- Stated goal -
All lines holding the string "是不可数名词" are to be shown.

- Saved entries -
........
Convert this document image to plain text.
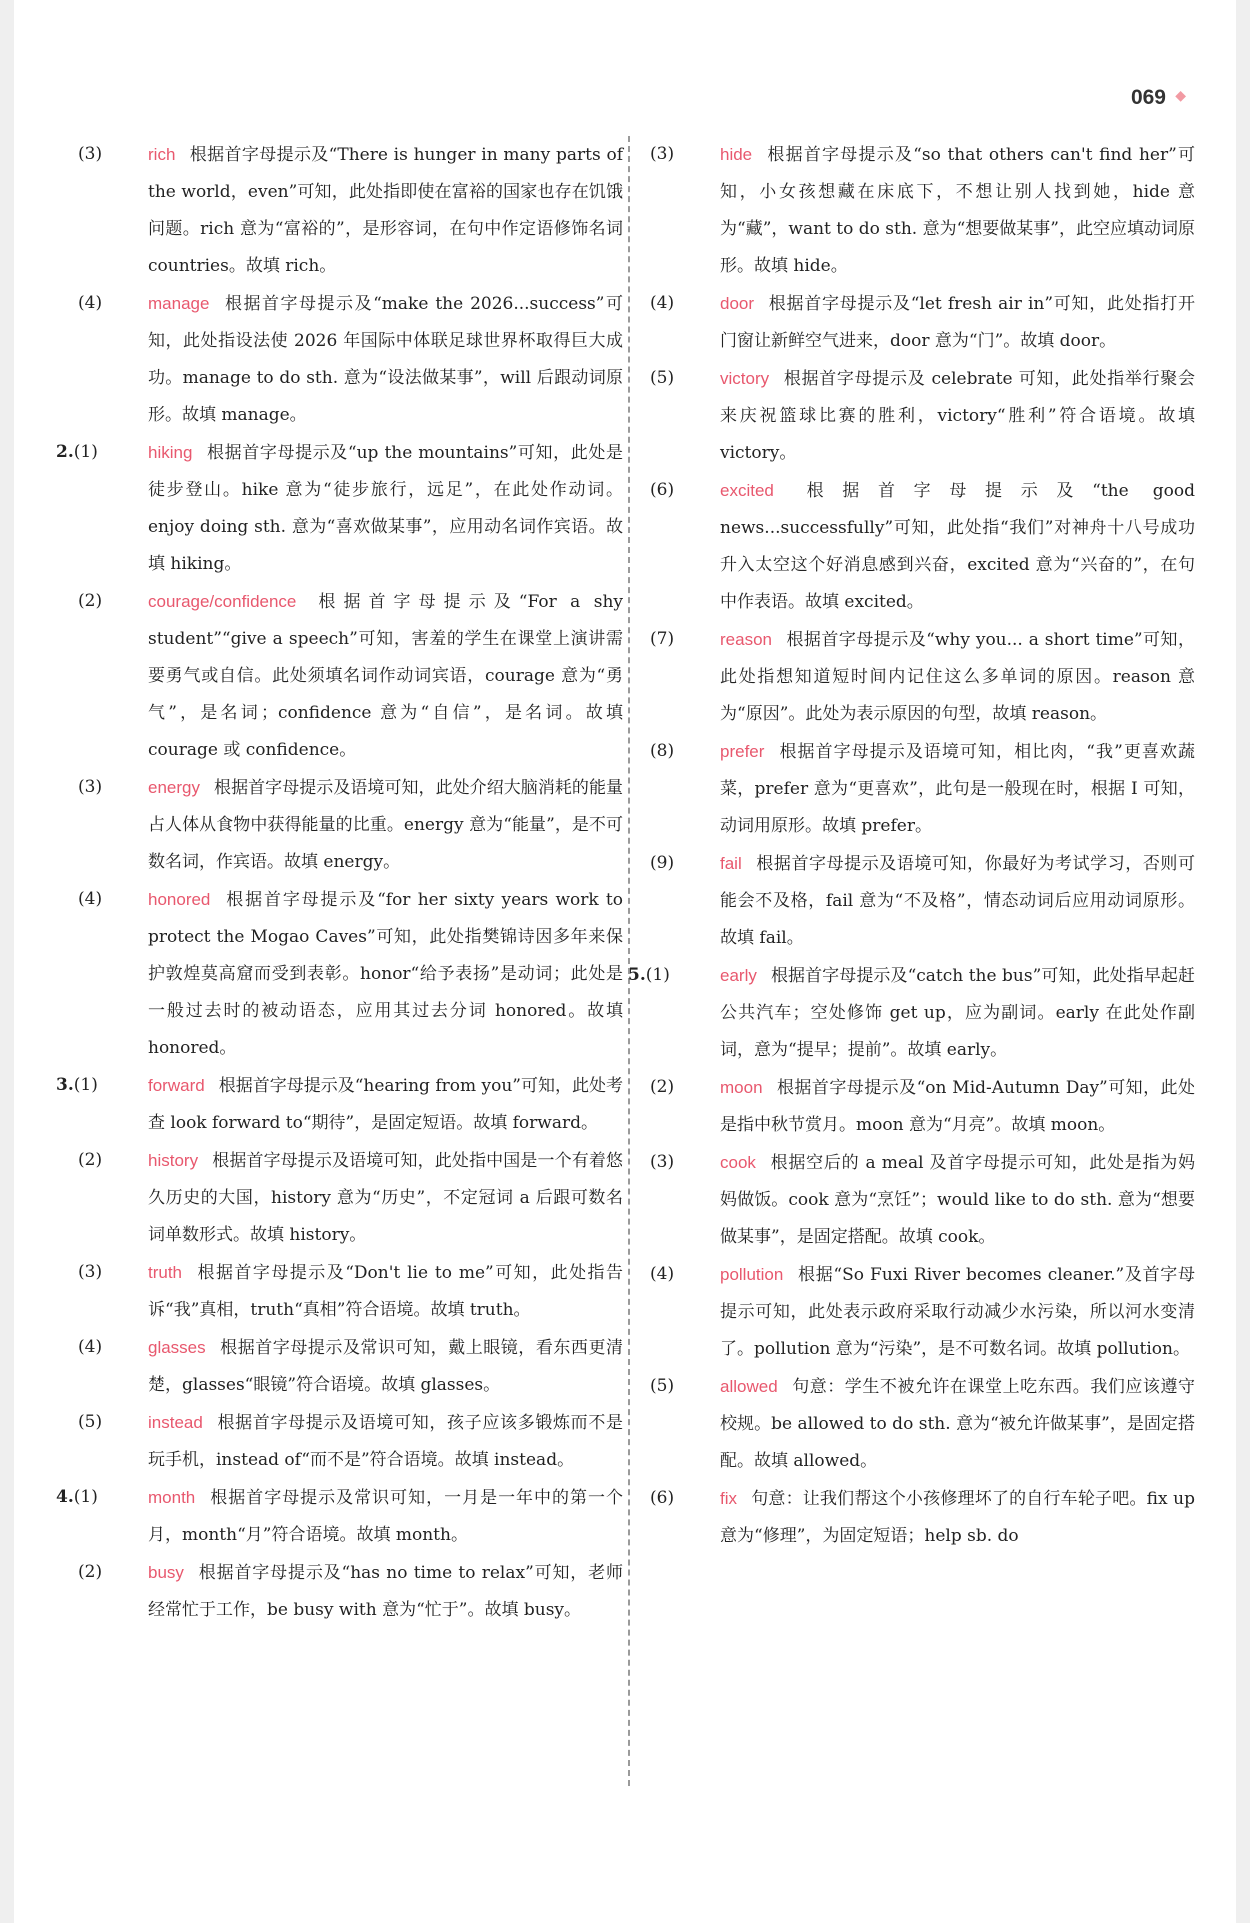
069 ◆

(3)	rich 根据首字母提示及“There is hunger in many parts of the world，even”可知，此处指即使在富裕的国家也存在饥饿问题。rich 意为“富裕的”，是形容词，在句中作定语修饰名词 countries。故填 rich。

(4)	manage 根据首字母提示及“make the 2026...success”可知，此处指设法使 2026 年国际中体联足球世界杯取得巨大成功。manage to do sth. 意为“设法做某事”，will 后跟动词原形。故填 manage。

2.(1)	hiking 根据首字母提示及“up the mountains”可知，此处是徒步登山。hike 意为“徒步旅行，远足”，在此处作动词。enjoy doing sth. 意为“喜欢做某事”，应用动名词作宾语。故填 hiking。

(2)	courage/confidence 根据首字母提示及“For a shy student”“give a speech”可知，害羞的学生在课堂上演讲需要勇气或自信。此处须填名词作动词宾语，courage 意为“勇气”，是名词；confidence 意为“自信”，是名词。故填 courage 或 confidence。

(3)	energy 根据首字母提示及语境可知，此处介绍大脑消耗的能量占人体从食物中获得能量的比重。energy 意为“能量”，是不可数名词，作宾语。故填 energy。

(4)	honored 根据首字母提示及“for her sixty years work to protect the Mogao Caves”可知，此处指樊锦诗因多年来保护敦煌莫高窟而受到表彰。honor“给予表扬”是动词；此处是一般过去时的被动语态，应用其过去分词 honored。故填 honored。

3.(1)	forward 根据首字母提示及“hearing from you”可知，此处考查 look forward to“期待”，是固定短语。故填 forward。

(2)	history 根据首字母提示及语境可知，此处指中国是一个有着悠久历史的大国，history 意为“历史”，不定冠词 a 后跟可数名词单数形式。故填 history。

(3)	truth 根据首字母提示及“Don't lie to me”可知，此处指告诉“我”真相，truth“真相”符合语境。故填 truth。

(4)	glasses 根据首字母提示及常识可知，戴上眼镜，看东西更清楚，glasses“眼镜”符合语境。故填 glasses。

(5)	instead 根据首字母提示及语境可知，孩子应该多锻炼而不是玩手机，instead of“而不是”符合语境。故填 instead。

4.(1)	month 根据首字母提示及常识可知，一月是一年中的第一个月，month“月”符合语境。故填 month。

(2)	busy 根据首字母提示及“has no time to relax”可知，老师经常忙于工作，be busy with 意为“忙于”。故填 busy。

(3)	hide 根据首字母提示及“so that others can't find her”可知，小女孩想藏在床底下，不想让别人找到她，hide 意为“藏”，want to do sth. 意为“想要做某事”，此空应填动词原形。故填 hide。

(4)	door 根据首字母提示及“let fresh air in”可知，此处指打开门窗让新鲜空气进来，door 意为“门”。故填 door。

(5)	victory 根据首字母提示及 celebrate 可知，此处指举行聚会来庆祝篮球比赛的胜利，victory“胜利”符合语境。故填 victory。

(6)	excited 根据首字母提示及“the good news...successfully”可知，此处指“我们”对神舟十八号成功升入太空这个好消息感到兴奋，excited 意为“兴奋的”，在句中作表语。故填 excited。

(7)	reason 根据首字母提示及“why you... a short time”可知，此处指想知道短时间内记住这么多单词的原因。reason 意为“原因”。此处为表示原因的句型，故填 reason。

(8)	prefer 根据首字母提示及语境可知，相比肉，“我”更喜欢蔬菜，prefer 意为“更喜欢”，此句是一般现在时，根据 I 可知，动词用原形。故填 prefer。

(9)	fail 根据首字母提示及语境可知，你最好为考试学习，否则可能会不及格，fail 意为“不及格”，情态动词后应用动词原形。故填 fail。

5.(1)	early 根据首字母提示及“catch the bus”可知，此处指早起赶公共汽车；空处修饰 get up，应为副词。early 在此处作副词，意为“提早；提前”。故填 early。

(2)	moon 根据首字母提示及“on Mid-Autumn Day”可知，此处是指中秋节赏月。moon 意为“月亮”。故填 moon。

(3)	cook 根据空后的 a meal 及首字母提示可知，此处是指为妈妈做饭。cook 意为“烹饪”；would like to do sth. 意为“想要做某事”，是固定搭配。故填 cook。

(4)	pollution 根据“So Fuxi River becomes cleaner.”及首字母提示可知，此处表示政府采取行动减少水污染，所以河水变清了。pollution 意为“污染”，是不可数名词。故填 pollution。

(5)	allowed 句意：学生不被允许在课堂上吃东西。我们应该遵守校规。be allowed to do sth. 意为“被允许做某事”，是固定搭配。故填 allowed。

(6)	fix 句意：让我们帮这个小孩修理坏了的自行车轮子吧。fix up 意为“修理”，为固定短语；help sb. do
........
- Answer to the exercise -
(3)	energy 根据首字母提示及语境可知，此处介绍大脑消耗的能量占人体从食物中获得能量的比重。energy 意为“能量”，是不可数名词，作宾语。故填 energy。
(4)	pollution 根据“So Fuxi River becomes cleaner.”及首字母提示可知，此处表示政府采取行动减少水污染，所以河水变清了。pollution 意为“污染”，是不可数名词。故填 pollution。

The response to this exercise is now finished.